What is being asked » Copy out the listing that follows, exact in every word, and skip the images.

Data entries »
○ ○ ○ ○ ○
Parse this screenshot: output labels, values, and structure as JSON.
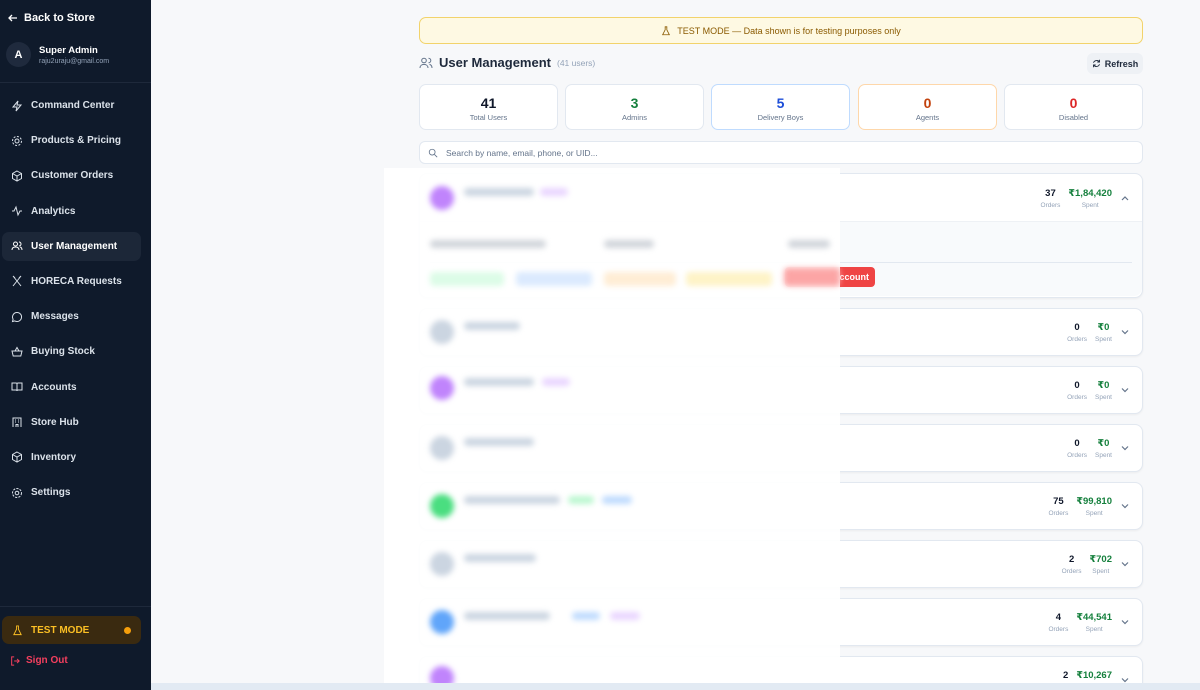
{
  "sidebar": {
    "back_label": "Back to Store",
    "admin": {
      "initial": "A",
      "name": "Super Admin",
      "email": "raju2uraju@gmail.com"
    },
    "items": [
      {
        "label": "Command Center",
        "icon": "lightning-icon"
      },
      {
        "label": "Products & Pricing",
        "icon": "gear-icon"
      },
      {
        "label": "Customer Orders",
        "icon": "package-icon"
      },
      {
        "label": "Analytics",
        "icon": "activity-icon"
      },
      {
        "label": "User Management",
        "icon": "users-icon",
        "active": true
      },
      {
        "label": "HORECA Requests",
        "icon": "utensils-icon"
      },
      {
        "label": "Messages",
        "icon": "message-icon"
      },
      {
        "label": "Buying Stock",
        "icon": "basket-icon"
      },
      {
        "label": "Accounts",
        "icon": "book-icon"
      },
      {
        "label": "Store Hub",
        "icon": "building-icon"
      },
      {
        "label": "Inventory",
        "icon": "box-icon"
      },
      {
        "label": "Settings",
        "icon": "settings-icon"
      }
    ],
    "test_mode_label": "TEST MODE",
    "signout_label": "Sign Out"
  },
  "banner": {
    "text": "TEST MODE — Data shown is for testing purposes only"
  },
  "header": {
    "title": "User Management",
    "count": "(41 users)",
    "refresh_label": "Refresh"
  },
  "stats": [
    {
      "value": "41",
      "label": "Total Users",
      "color": "#0f172a"
    },
    {
      "value": "3",
      "label": "Admins",
      "color": "#15803d"
    },
    {
      "value": "5",
      "label": "Delivery Boys",
      "color": "#1d4ed8"
    },
    {
      "value": "0",
      "label": "Agents",
      "color": "#c2410c"
    },
    {
      "value": "0",
      "label": "Disabled",
      "color": "#dc2626"
    }
  ],
  "search": {
    "placeholder": "Search by name, email, phone, or UID..."
  },
  "users": [
    {
      "orders": "37",
      "spent": "₹1,84,420",
      "expanded": true
    },
    {
      "orders": "0",
      "spent": "₹0"
    },
    {
      "orders": "0",
      "spent": "₹0"
    },
    {
      "orders": "0",
      "spent": "₹0"
    },
    {
      "orders": "75",
      "spent": "₹99,810"
    },
    {
      "orders": "2",
      "spent": "₹702"
    },
    {
      "orders": "4",
      "spent": "₹44,541"
    },
    {
      "orders": "2",
      "spent": "₹10,267"
    }
  ],
  "labels": {
    "orders": "Orders",
    "spent": "Spent",
    "delete_account": "Account"
  }
}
○ ○ ○ ○ ○
In response »
Parse this screenshot: output labels, values, and structure as JSON.
{
  "sidebar": {
    "back_label": "Back to Store",
    "admin": {
      "initial": "A",
      "name": "Super Admin",
      "email": "raju2uraju@gmail.com"
    },
    "items": [
      {
        "label": "Command Center",
        "icon": "lightning-icon"
      },
      {
        "label": "Products & Pricing",
        "icon": "gear-icon"
      },
      {
        "label": "Customer Orders",
        "icon": "package-icon"
      },
      {
        "label": "Analytics",
        "icon": "activity-icon"
      },
      {
        "label": "User Management",
        "icon": "users-icon",
        "active": true
      },
      {
        "label": "HORECA Requests",
        "icon": "utensils-icon"
      },
      {
        "label": "Messages",
        "icon": "message-icon"
      },
      {
        "label": "Buying Stock",
        "icon": "basket-icon"
      },
      {
        "label": "Accounts",
        "icon": "book-icon"
      },
      {
        "label": "Store Hub",
        "icon": "building-icon"
      },
      {
        "label": "Inventory",
        "icon": "box-icon"
      },
      {
        "label": "Settings",
        "icon": "settings-icon"
      }
    ],
    "test_mode_label": "TEST MODE",
    "signout_label": "Sign Out"
  },
  "banner": {
    "text": "TEST MODE — Data shown is for testing purposes only"
  },
  "header": {
    "title": "User Management",
    "count": "(41 users)",
    "refresh_label": "Refresh"
  },
  "stats": [
    {
      "value": "41",
      "label": "Total Users",
      "color": "#0f172a"
    },
    {
      "value": "3",
      "label": "Admins",
      "color": "#15803d"
    },
    {
      "value": "5",
      "label": "Delivery Boys",
      "color": "#1d4ed8"
    },
    {
      "value": "0",
      "label": "Agents",
      "color": "#c2410c"
    },
    {
      "value": "0",
      "label": "Disabled",
      "color": "#dc2626"
    }
  ],
  "search": {
    "placeholder": "Search by name, email, phone, or UID..."
  },
  "users": [
    {
      "orders": "37",
      "spent": "₹1,84,420",
      "expanded": true
    },
    {
      "orders": "0",
      "spent": "₹0"
    },
    {
      "orders": "0",
      "spent": "₹0"
    },
    {
      "orders": "0",
      "spent": "₹0"
    },
    {
      "orders": "75",
      "spent": "₹99,810"
    },
    {
      "orders": "2",
      "spent": "₹702"
    },
    {
      "orders": "4",
      "spent": "₹44,541"
    },
    {
      "orders": "2",
      "spent": "₹10,267"
    }
  ],
  "labels": {
    "orders": "Orders",
    "spent": "Spent",
    "delete_account": "Account"
  }
}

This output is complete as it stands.